### Brano proposto

= = = = = = =

Anche nel 2026 è confermato l’oramai tradizionale appuntamento con il Concerto di Pasqua. L’evento musicale, quest’anno, è nel segno delle grandi opere di Vivaldi.
Concerto di Pasqua 2026, la programmazione tv
Il Concerto di Pasqua 2026 è trasmesso, in prima visione televisiva, su Rai 5. In particolare, la rete, visibile sul canale 23 del digitale terrestre e che da sempre è interamente incentrato sugli eventi inerenti il mondo della cultura, lo propone alle ore 08:00 del mattino.
Il Concerto non è in diretta. La registrazione della kermesse si è svolta lo scorso venerdì 3 aprile, dalle ore 20:30. La location che fa da sfondo all’evento musicale è quella dell’Auditorium Rai intitolato ad Arturo Toscanini.
Oltre che in televisione, è possibile seguire la rassegna anche in contemporanea streaming mediante l’applicazione gratuita Rai Play.

= = = = = = =

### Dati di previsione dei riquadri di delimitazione

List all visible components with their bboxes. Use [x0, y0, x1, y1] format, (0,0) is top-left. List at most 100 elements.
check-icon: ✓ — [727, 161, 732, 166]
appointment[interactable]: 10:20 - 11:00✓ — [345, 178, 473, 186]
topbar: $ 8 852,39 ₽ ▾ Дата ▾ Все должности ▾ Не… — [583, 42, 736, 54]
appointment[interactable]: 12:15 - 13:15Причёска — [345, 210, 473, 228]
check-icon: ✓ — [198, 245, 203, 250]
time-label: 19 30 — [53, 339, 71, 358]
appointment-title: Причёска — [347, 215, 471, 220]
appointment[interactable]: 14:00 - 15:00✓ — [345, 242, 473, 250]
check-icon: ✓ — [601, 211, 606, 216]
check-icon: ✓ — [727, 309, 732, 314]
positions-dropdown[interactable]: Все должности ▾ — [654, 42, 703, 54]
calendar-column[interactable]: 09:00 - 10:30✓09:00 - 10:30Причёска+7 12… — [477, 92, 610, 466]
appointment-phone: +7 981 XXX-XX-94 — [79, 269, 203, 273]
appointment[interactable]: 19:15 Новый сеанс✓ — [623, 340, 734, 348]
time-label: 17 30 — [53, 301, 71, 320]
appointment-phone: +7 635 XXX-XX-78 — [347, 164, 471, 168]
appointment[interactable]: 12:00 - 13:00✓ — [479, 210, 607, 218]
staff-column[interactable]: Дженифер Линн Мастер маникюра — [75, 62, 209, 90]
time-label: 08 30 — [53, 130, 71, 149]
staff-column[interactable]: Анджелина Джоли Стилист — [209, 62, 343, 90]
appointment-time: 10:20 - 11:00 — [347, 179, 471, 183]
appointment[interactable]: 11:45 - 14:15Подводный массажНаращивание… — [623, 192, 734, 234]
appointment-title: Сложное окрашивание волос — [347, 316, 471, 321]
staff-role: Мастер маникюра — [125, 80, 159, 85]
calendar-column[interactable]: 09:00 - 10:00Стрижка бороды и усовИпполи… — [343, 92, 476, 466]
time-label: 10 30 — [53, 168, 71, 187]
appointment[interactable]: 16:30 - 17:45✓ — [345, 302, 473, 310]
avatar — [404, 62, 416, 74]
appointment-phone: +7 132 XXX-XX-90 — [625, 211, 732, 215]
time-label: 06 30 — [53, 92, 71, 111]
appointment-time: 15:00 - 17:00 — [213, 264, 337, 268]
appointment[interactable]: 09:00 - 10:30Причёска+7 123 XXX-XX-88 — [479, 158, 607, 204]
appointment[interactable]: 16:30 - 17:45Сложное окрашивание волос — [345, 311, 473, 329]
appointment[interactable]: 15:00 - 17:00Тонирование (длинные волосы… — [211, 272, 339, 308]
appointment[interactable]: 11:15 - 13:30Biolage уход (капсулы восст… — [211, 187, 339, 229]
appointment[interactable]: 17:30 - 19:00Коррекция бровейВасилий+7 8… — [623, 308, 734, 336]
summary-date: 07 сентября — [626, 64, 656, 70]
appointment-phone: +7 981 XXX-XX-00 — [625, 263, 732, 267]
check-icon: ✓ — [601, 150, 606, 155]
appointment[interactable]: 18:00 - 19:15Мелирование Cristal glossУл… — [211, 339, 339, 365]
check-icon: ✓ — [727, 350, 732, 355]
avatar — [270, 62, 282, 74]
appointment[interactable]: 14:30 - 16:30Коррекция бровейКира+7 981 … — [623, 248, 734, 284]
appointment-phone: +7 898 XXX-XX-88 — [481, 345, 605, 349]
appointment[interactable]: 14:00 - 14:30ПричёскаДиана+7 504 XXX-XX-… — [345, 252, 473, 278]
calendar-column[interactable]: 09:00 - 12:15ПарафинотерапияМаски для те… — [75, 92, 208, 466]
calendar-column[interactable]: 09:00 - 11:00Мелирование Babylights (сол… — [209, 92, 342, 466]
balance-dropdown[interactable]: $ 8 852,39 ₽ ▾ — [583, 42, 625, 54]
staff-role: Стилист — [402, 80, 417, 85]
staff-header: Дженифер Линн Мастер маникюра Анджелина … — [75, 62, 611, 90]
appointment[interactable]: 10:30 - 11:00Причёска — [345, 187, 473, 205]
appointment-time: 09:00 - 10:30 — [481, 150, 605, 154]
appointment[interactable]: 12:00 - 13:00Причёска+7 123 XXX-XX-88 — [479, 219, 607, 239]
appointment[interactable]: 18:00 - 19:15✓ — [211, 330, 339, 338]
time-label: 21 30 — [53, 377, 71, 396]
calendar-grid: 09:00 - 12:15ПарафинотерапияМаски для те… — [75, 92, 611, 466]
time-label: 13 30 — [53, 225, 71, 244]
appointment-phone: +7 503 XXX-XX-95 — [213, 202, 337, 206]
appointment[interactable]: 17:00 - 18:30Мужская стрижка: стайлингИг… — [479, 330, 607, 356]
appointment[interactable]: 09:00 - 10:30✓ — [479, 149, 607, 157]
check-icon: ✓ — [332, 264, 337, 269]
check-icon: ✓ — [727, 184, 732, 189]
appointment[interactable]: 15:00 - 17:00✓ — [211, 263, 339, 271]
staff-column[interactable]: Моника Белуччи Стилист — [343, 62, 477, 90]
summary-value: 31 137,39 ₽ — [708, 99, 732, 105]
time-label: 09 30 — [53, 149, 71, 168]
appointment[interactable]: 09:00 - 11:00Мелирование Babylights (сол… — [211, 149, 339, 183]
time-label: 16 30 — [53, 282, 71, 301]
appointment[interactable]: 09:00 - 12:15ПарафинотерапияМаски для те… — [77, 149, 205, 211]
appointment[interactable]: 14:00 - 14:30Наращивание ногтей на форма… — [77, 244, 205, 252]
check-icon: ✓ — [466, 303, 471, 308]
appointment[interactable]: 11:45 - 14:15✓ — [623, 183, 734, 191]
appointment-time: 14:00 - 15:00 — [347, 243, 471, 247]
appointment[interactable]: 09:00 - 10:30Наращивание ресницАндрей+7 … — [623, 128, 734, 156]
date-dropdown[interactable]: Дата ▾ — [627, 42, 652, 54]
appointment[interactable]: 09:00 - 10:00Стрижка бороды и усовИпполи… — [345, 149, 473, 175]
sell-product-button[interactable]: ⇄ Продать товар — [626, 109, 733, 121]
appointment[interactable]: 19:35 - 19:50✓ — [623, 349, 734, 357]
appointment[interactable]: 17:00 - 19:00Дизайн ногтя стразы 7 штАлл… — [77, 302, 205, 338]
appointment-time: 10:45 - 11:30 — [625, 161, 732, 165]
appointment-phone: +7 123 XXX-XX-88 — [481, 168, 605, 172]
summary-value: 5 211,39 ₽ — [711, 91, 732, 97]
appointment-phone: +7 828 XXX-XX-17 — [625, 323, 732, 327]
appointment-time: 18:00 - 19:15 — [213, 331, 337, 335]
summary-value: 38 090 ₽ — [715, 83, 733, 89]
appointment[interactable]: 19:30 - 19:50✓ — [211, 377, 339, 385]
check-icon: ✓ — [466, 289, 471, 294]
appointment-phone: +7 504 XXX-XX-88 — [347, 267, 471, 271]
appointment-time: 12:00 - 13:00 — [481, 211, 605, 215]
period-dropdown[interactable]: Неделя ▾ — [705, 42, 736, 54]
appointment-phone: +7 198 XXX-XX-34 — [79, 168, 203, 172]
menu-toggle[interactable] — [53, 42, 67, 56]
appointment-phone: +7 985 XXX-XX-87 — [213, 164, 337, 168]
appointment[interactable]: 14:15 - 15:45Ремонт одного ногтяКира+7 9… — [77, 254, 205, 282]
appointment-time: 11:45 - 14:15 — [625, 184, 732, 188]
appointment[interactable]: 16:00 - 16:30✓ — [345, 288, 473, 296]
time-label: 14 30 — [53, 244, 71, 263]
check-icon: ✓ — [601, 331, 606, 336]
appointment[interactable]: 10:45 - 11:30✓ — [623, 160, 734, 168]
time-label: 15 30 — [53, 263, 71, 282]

= = = = = = =

### Cosa fare
Prosegui il brano sul Concerto di Pasqua 2026 partendo dopo la sua ultima frase.

### Risposta
L’Orchestra Sinfonica Nazionale della Rai diretta da Giuseppe Mengoli
Sul palco del Concerto di Pasqua 2026 c’è l’Orchestra Sinfonica Nazionale della Rai. Essa, per l’occasione, è diretta da Giuseppe Mengoli. Quest’ultimo si è specializzato, in primis, come violinista, per poi studiare svariati altri strumenti musicali, dal pianoforte alla tromba. Il suo debutto da direttore d’orchestra è avvenuto nel 2018 con la Gustav Mahler Jugend Orchester a Bad Schandau.
Nel corso della sua carriera ha collaborato con alcune delle orchestre più rinomate a livello nazionale ed internazionale, da quella Sinfonica di Milano alla Royal Operahouse di Covent Garden, passando per Real Orquestra Sinfonica di Siviglia. Nel 2023 ha vinto il Primo Premio nel prestigioso Concorso Mahler dell’Orchestra di Bamberg.
Al fianco di Giuseppe Mengoli, durante il Concerto di Pasqua 2026, c’è il controtenore Carlo Vistoli. L’artista, classe 1987, ha esordito nel 2012 e, negli anni, si è esibito in palcoscenici prestigiosi, compresi quelli de La Fenice di Venezia e del Lincoln Center di New York.
Concerto di Pasqua 2026, le musiche di Vivaldi centrali
Durante il Concerto di Pasqua 2026 è centrale lo Stabat Mater RV 621, capolavoro di Antonio Vivaldi. Quest’ultimo lo ha composto nel 1712 su commissione della Chiesa di Santa Maria della Pace di Brescia. Dopo una iniziale popolarità, l’opera finì nel dimenticatoio fino al 1939, quando il compositore Alfredo Casella la ripropose.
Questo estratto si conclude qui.